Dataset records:
· · · ·

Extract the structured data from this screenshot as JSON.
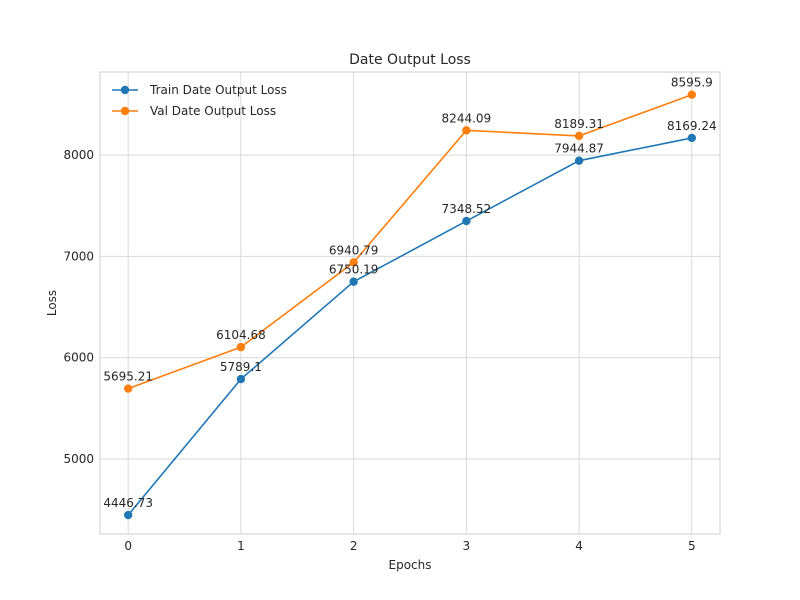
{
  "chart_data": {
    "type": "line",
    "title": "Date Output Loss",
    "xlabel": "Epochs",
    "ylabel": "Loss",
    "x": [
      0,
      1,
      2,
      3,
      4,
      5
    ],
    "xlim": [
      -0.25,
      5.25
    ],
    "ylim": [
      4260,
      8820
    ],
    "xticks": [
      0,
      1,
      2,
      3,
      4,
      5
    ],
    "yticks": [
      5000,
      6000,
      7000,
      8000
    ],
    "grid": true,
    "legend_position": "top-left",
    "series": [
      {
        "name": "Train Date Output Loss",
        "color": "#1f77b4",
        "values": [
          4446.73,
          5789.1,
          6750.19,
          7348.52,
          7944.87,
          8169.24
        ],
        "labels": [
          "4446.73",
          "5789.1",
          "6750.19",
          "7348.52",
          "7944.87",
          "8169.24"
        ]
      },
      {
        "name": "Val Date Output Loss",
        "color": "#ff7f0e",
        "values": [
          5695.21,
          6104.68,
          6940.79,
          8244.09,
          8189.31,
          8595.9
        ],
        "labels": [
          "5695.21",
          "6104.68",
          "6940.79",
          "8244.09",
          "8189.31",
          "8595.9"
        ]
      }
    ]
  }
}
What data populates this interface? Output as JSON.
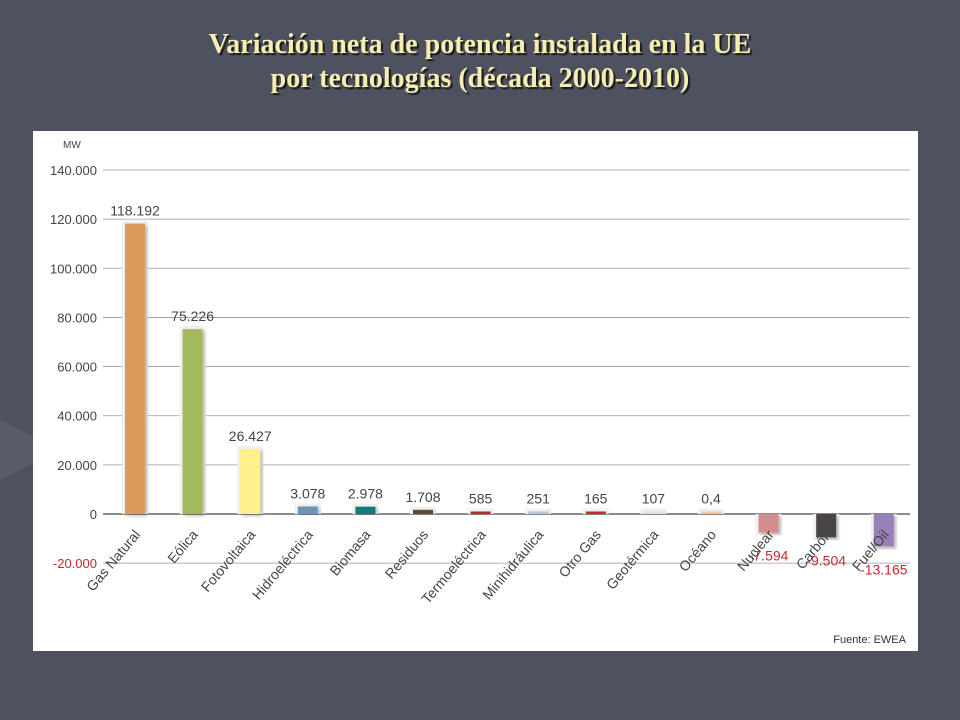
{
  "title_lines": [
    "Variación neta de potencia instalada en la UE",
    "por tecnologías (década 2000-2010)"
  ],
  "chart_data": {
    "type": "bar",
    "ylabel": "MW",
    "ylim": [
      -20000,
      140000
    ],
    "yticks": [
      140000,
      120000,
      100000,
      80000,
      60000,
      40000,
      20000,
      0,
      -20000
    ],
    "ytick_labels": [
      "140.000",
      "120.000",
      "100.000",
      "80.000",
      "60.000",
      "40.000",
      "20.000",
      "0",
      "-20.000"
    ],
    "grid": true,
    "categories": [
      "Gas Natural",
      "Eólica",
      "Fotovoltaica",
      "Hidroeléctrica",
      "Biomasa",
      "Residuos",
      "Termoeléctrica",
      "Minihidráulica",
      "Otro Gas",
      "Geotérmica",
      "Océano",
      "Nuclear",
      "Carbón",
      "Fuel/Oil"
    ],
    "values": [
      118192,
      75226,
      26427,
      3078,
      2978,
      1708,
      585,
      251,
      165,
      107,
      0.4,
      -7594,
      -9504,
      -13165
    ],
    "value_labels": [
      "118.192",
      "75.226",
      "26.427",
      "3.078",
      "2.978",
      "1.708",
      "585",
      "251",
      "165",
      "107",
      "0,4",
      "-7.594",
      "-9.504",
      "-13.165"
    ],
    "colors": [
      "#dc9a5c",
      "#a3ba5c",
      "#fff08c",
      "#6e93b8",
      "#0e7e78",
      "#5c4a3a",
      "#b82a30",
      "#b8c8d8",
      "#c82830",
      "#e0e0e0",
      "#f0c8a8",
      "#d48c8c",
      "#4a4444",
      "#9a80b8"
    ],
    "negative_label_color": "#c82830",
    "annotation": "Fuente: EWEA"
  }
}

· · · ·

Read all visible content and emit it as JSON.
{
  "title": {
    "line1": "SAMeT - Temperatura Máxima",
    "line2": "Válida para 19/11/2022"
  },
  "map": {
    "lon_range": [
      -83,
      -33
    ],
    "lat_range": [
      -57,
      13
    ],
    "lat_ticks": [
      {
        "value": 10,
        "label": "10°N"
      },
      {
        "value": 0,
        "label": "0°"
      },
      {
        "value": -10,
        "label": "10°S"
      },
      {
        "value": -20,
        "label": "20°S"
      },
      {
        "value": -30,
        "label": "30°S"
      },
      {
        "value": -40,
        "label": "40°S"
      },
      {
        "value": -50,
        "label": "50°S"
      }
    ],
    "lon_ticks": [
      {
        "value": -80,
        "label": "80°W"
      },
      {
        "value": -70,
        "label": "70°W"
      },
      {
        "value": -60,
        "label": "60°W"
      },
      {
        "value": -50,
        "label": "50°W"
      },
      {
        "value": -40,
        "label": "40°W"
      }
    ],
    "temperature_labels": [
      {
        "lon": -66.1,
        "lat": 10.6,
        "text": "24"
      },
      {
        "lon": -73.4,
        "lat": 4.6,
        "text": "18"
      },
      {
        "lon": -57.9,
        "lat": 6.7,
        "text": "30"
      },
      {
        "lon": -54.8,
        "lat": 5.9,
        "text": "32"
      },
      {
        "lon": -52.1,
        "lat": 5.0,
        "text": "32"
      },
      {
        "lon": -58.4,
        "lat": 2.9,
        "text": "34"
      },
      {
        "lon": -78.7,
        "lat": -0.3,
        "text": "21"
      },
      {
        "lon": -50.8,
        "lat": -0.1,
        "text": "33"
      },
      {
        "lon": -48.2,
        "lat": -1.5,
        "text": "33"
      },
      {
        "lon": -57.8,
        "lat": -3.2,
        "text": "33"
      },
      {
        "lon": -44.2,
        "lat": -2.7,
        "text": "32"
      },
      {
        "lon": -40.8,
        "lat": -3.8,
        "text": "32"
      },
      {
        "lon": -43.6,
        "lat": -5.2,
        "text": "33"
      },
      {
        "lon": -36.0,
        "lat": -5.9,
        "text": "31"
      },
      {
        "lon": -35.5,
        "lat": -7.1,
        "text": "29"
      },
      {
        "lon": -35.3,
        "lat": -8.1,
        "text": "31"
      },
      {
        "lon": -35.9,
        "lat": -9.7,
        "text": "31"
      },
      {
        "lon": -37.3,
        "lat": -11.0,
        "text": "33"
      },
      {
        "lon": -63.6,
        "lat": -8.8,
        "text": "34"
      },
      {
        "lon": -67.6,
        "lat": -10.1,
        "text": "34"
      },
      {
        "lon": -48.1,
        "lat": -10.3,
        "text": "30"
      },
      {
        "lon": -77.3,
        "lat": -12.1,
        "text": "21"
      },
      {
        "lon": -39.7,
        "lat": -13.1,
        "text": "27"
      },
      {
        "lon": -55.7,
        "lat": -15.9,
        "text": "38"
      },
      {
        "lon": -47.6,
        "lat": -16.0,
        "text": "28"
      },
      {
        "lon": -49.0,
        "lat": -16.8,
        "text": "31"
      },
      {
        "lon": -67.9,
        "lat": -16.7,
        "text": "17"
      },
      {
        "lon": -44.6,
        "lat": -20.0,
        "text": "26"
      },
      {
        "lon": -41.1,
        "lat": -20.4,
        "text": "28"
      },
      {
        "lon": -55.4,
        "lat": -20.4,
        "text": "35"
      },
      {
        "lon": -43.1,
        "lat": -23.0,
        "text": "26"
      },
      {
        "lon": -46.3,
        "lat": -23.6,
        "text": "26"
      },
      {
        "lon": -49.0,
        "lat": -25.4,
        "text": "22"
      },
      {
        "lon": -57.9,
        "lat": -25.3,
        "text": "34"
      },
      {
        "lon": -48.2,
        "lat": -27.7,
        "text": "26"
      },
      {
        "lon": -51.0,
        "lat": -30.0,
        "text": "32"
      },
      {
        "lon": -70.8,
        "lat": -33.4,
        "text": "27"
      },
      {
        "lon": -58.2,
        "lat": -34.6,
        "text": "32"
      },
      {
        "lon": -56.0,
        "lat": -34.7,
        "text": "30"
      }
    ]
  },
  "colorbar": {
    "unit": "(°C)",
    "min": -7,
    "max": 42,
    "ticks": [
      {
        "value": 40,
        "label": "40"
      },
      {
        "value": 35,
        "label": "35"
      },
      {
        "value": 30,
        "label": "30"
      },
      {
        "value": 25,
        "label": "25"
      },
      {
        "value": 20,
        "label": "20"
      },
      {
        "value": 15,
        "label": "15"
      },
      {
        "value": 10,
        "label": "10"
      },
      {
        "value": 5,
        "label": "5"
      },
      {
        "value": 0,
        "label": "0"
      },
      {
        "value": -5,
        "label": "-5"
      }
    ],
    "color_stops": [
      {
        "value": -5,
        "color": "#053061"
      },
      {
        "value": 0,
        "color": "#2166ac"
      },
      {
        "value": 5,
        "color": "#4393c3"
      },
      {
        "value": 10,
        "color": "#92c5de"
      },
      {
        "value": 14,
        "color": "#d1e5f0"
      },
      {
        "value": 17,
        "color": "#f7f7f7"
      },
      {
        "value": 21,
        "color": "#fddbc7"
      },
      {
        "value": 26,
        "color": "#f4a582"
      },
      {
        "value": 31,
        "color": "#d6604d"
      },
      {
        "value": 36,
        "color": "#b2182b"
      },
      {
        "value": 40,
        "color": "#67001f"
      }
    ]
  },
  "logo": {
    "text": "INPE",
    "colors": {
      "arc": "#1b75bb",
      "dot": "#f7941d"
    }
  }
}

· · · ·

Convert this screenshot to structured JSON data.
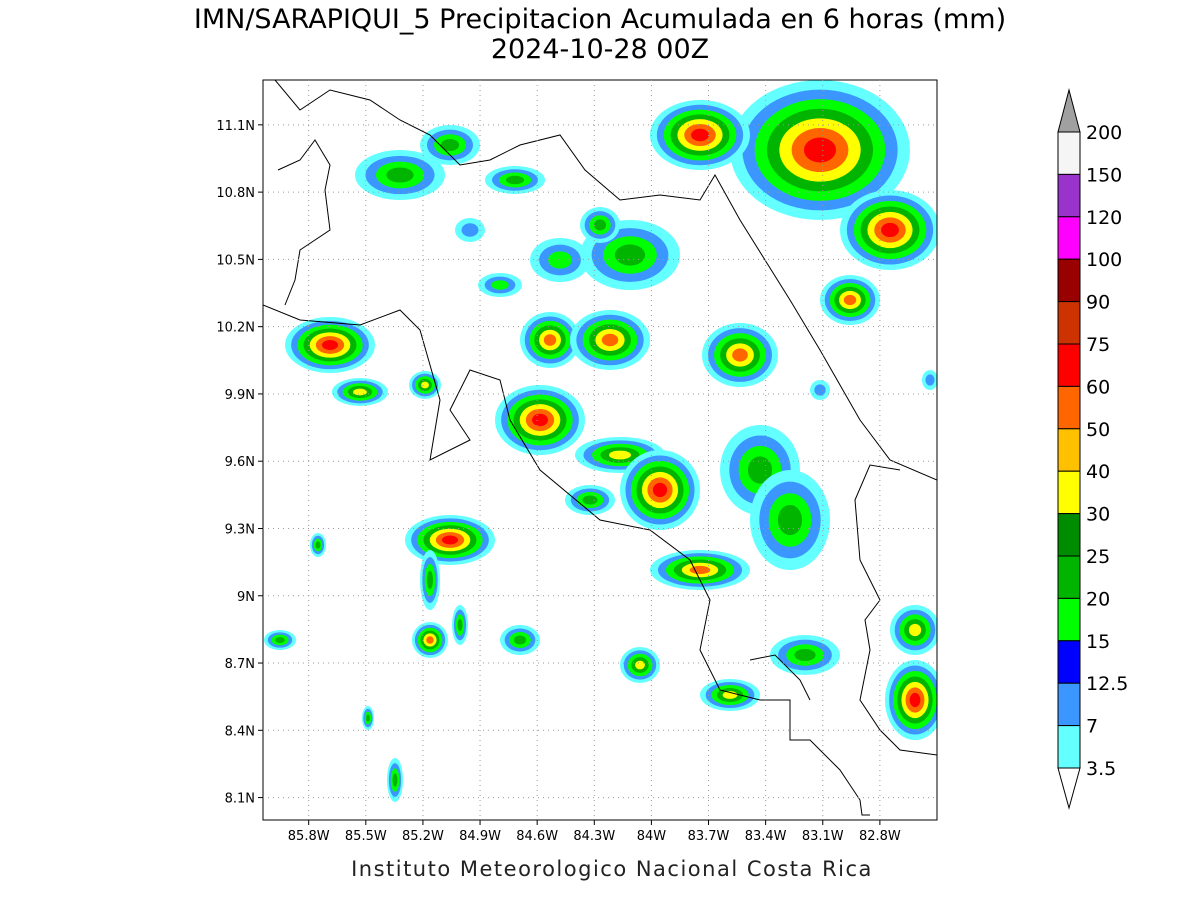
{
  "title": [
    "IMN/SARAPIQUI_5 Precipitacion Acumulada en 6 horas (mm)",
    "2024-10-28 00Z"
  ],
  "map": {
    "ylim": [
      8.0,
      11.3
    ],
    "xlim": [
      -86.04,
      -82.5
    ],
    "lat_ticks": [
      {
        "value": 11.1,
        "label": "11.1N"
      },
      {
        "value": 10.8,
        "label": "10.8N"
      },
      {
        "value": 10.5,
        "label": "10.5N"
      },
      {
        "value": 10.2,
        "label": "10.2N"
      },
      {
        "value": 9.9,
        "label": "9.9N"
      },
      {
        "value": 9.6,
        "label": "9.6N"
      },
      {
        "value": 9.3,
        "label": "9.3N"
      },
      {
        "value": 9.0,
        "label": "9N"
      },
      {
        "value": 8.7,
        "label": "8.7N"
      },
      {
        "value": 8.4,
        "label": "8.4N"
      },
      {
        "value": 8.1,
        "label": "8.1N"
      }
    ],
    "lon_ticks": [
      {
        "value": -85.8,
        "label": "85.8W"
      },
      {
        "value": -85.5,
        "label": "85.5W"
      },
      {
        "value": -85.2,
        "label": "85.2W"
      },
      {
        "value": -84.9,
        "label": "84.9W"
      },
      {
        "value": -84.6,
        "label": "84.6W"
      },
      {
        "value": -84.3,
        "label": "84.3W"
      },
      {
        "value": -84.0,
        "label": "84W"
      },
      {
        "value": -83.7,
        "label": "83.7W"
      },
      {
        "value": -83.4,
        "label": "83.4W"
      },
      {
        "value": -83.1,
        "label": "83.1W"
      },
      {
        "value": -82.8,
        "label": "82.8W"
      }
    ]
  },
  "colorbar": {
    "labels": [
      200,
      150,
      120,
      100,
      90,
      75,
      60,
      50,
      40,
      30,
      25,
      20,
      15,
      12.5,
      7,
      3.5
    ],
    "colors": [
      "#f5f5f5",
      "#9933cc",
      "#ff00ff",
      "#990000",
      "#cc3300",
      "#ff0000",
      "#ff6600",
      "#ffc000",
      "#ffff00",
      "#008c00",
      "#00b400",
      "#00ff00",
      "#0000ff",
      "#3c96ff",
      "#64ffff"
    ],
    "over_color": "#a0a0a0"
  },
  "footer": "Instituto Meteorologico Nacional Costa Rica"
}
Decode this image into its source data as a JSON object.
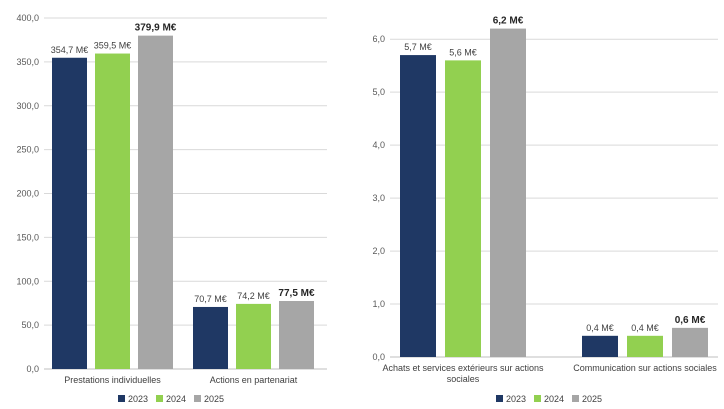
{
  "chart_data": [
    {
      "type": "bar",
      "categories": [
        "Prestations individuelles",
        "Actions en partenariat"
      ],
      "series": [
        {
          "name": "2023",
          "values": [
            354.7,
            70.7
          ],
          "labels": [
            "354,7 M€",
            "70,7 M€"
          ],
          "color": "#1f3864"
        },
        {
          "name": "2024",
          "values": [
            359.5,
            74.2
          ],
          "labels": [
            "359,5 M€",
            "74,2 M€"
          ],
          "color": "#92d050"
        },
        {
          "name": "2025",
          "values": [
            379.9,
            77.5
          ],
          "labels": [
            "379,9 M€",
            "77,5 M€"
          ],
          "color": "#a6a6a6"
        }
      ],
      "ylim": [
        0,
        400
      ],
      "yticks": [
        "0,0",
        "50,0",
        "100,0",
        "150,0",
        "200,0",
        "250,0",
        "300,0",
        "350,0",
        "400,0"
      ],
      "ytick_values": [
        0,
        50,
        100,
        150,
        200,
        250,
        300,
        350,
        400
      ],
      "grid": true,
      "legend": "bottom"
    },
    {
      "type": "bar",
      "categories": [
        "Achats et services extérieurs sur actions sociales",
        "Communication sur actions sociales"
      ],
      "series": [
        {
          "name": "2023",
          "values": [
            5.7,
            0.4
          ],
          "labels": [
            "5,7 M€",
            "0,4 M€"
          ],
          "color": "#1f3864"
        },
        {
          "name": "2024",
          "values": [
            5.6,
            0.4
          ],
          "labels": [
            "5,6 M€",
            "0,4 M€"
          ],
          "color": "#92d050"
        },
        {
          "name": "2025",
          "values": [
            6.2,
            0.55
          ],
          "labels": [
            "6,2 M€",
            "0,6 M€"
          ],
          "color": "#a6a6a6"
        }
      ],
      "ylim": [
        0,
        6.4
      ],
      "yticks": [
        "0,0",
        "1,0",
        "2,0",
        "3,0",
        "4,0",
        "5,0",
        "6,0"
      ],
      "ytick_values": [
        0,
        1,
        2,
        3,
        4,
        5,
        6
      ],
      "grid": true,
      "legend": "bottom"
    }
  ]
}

· · · ·

## Set task
All lines that include "Date" are to be gathered and copied.

## Solution to this problem
    "title": "Date Output Loss",
        "name": "Train Date Output Loss",
        "name": "Val Date Output Loss",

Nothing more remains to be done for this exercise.